### Objective
Go through the data below and gather each line containing "which".

### Records supplied
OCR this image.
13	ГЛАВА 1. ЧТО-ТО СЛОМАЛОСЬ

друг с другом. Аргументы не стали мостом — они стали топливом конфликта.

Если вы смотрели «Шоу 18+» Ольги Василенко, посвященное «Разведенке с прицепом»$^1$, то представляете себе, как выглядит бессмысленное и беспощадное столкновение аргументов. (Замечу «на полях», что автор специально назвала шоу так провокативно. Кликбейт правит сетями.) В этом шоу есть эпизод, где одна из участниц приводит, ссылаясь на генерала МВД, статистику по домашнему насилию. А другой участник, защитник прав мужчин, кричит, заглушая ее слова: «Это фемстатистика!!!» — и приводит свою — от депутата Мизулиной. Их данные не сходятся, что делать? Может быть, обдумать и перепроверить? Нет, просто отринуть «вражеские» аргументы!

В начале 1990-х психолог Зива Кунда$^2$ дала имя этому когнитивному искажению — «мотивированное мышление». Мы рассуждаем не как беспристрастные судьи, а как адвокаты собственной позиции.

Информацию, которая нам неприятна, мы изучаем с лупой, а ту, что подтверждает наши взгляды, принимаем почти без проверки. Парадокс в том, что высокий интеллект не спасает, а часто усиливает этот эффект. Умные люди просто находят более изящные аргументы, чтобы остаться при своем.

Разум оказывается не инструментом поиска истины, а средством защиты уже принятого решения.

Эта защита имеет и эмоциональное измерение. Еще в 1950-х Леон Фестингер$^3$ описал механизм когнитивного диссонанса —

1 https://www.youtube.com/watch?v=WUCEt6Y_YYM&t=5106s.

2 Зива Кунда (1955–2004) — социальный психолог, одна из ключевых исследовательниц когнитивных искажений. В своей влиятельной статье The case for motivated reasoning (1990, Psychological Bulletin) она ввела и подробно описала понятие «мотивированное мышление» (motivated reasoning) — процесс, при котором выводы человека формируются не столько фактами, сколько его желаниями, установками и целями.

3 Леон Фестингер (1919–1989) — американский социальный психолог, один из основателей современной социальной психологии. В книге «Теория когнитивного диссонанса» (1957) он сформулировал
* * *
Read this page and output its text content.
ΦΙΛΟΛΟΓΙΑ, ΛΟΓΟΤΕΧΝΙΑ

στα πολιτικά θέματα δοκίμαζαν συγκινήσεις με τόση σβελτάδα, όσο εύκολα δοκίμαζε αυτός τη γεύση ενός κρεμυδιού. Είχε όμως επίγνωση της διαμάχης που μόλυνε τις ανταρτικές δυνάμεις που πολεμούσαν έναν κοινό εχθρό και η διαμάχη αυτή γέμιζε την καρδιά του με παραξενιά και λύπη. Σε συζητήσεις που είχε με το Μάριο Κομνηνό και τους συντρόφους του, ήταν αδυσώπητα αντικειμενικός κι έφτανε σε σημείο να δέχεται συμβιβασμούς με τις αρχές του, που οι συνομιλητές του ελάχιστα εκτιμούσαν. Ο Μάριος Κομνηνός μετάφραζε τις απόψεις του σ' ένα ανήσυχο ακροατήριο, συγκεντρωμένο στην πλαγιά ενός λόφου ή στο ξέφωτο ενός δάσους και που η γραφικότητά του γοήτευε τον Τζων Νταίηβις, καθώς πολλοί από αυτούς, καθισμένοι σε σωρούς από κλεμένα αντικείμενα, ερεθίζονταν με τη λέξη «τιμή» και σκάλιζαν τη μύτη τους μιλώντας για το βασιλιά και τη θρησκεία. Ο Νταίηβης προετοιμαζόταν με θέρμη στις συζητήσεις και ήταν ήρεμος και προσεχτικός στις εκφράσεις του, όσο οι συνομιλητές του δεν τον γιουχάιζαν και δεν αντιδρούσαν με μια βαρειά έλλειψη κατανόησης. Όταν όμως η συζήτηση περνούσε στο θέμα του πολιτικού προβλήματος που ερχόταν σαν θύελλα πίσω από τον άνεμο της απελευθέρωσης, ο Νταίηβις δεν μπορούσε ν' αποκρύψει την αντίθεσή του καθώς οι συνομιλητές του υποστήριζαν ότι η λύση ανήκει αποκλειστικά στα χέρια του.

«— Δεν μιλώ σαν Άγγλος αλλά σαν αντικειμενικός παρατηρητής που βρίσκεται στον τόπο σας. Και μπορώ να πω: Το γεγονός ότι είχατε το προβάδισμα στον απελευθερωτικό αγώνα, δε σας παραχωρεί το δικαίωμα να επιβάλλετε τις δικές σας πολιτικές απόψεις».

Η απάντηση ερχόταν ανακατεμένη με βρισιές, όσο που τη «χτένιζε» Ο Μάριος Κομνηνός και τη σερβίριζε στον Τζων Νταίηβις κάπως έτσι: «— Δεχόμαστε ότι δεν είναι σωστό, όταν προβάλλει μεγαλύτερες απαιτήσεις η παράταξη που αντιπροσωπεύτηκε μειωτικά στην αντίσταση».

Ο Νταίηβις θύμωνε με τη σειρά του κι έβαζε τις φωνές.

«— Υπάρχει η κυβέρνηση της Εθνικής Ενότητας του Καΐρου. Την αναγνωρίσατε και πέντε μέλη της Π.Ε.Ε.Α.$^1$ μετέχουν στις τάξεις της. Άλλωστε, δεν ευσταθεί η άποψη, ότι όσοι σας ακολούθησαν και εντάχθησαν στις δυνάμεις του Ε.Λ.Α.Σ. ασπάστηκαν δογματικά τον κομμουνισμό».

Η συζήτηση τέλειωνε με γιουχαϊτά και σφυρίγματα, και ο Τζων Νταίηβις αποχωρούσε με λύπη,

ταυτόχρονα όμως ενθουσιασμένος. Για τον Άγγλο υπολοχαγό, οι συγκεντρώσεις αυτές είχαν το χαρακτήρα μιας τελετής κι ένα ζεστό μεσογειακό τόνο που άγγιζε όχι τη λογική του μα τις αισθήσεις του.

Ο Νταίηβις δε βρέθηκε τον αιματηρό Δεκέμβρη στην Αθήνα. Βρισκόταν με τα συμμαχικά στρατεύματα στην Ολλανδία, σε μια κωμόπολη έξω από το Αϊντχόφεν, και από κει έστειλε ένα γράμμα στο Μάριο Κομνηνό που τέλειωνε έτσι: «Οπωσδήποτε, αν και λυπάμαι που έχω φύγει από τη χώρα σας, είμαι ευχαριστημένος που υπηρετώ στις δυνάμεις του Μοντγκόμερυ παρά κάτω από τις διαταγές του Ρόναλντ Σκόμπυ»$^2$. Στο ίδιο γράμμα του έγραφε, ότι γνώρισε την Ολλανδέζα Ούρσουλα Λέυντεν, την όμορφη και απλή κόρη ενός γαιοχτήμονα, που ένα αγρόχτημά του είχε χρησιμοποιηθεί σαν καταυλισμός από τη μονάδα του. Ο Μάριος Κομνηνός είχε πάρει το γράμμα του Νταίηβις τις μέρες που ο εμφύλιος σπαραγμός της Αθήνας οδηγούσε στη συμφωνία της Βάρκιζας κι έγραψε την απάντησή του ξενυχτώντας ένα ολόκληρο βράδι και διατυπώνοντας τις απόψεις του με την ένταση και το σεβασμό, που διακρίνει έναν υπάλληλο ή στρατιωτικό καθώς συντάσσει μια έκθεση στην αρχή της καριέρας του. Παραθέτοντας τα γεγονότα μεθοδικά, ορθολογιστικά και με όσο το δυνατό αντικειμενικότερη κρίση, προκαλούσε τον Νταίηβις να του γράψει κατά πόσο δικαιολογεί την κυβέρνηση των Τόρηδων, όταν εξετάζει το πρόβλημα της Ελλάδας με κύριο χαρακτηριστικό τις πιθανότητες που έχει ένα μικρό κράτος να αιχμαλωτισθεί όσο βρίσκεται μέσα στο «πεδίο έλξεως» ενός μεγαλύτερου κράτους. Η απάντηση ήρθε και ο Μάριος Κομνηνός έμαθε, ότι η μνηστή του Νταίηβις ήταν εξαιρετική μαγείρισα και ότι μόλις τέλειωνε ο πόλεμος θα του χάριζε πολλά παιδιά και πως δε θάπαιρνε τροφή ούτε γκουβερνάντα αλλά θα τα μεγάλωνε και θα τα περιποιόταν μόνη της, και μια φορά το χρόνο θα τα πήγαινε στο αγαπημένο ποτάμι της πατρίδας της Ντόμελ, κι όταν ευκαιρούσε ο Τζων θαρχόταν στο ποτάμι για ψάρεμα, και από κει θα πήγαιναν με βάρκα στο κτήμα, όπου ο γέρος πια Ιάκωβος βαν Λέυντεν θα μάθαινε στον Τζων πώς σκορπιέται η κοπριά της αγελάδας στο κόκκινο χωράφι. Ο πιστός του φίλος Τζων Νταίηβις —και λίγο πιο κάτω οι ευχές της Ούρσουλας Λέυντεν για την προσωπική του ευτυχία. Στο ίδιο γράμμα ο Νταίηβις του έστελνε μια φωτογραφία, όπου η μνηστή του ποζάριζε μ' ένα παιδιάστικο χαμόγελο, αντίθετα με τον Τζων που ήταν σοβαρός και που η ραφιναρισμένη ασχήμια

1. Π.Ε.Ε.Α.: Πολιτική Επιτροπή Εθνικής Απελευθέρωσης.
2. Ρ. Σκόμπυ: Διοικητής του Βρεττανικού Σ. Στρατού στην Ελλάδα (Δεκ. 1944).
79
==
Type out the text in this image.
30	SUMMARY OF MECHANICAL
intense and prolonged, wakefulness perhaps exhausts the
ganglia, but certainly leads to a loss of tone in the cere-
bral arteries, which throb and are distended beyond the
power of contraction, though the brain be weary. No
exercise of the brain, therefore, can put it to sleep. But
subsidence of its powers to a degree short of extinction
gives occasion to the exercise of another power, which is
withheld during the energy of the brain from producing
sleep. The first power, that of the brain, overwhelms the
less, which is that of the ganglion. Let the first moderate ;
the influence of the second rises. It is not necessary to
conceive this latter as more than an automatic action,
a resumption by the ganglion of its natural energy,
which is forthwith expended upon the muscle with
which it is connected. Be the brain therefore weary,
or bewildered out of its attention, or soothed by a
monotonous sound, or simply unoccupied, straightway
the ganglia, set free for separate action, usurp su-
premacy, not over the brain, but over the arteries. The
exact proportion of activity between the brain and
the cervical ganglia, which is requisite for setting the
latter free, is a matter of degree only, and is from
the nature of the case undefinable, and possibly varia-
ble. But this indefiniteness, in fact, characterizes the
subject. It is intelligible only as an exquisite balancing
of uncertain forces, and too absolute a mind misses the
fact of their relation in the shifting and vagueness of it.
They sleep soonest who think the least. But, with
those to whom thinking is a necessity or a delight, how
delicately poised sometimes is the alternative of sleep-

### Result of this exercise
bral arteries, which throb and are distended beyond the
gives occasion to the exercise of another power, which is
less, which is that of the ganglion. Let the first moderate ;
which is forthwith expended upon the muscle with
which it is connected. Be the brain therefore weary,
the cervical ganglia, which is requisite for setting the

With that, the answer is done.